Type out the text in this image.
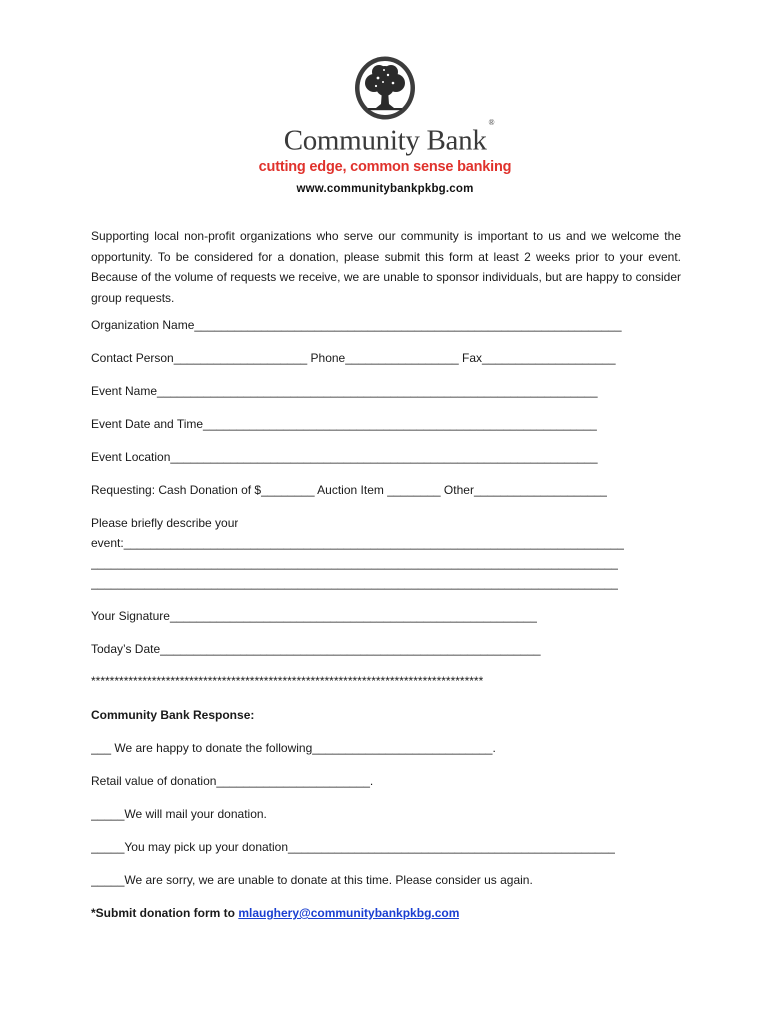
Community Bank®
cutting edge, common sense banking
www.communitybankpkbg.com

Supporting local non-profit organizations who serve our community is important to us and we welcome the opportunity. To be considered for a donation, please submit this form at least 2 weeks prior to your event. Because of the volume of requests we receive, we are unable to sponsor individuals, but are happy to consider group requests.

Organization Name________________________________________________________________
Contact Person____________________ Phone_________________ Fax____________________
Event Name__________________________________________________________________
Event Date and Time___________________________________________________________
Event Location________________________________________________________________
Requesting: Cash Donation of $________ Auction Item ________ Other____________________
Please briefly describe your
event:___________________________________________________________________________
_______________________________________________________________________________
_______________________________________________________________________________
Your Signature_______________________________________________________
Today’s Date_________________________________________________________
************************************************************************************
Community Bank Response:
___ We are happy to donate the following___________________________.
Retail value of donation_______________________.
_____We will mail your donation.
_____You may pick up your donation_________________________________________________
_____We are sorry, we are unable to donate at this time. Please consider us again.
*Submit donation form to mlaughery@communitybankpkbg.com
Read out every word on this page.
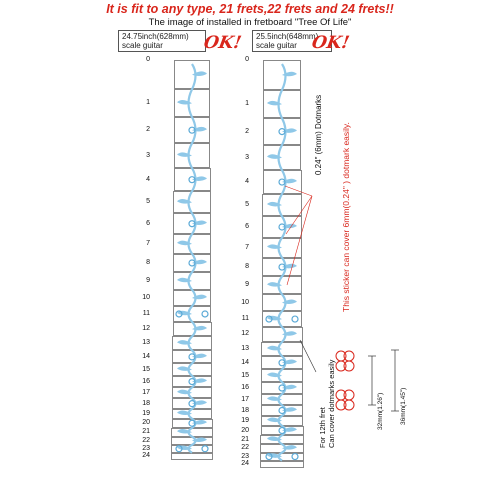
It is fit to any type, 21 frets,22 frets and 24 frets!!
The image of installed in fretboard "Tree Of Life"
24.75inch(628mm)
scale guitar	OK! 25.5inch(648mm)
scale guitar OK!
0
1
2
3
4
5
6
7
8
9
10
11
12
13
14
15
16
17
18
19
20
21
22
23
24
0
1
2
3
4
5
6
7
8
9
10
11
12
13
14
15
16
17
18
19
20
21
22
23
24
0.24" (6mm) Dotmarks This sticker can cover 6mm(0.24" ) dotmark easily.
For 12th fret Can cover dotmarks easily	32mm(1.26") 36mm(1.45")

_ _ _ _

Exercise objective:
Drop the pictures, then write out only the lines running from the one containing "Read out every word on this page." through the last line above, both included, exactly.

Finished answer:
Read out every word on this page.
It is fit to any type, 21 frets,22 frets and 24 frets!!
The image of installed in fretboard "Tree Of Life"
24.75inch(628mm)
scale guitar	OK! 25.5inch(648mm)
scale guitar OK!
0
1
2
3
4
5
6
7
8
9
10
11
12
13
14
15
16
17
18
19
20
21
22
23
24
0
1
2
3
4
5
6
7
8
9
10
11
12
13
14
15
16
17
18
19
20
21
22
23
24
0.24" (6mm) Dotmarks This sticker can cover 6mm(0.24" ) dotmark easily.
For 12th fret Can cover dotmarks easily	32mm(1.26") 36mm(1.45")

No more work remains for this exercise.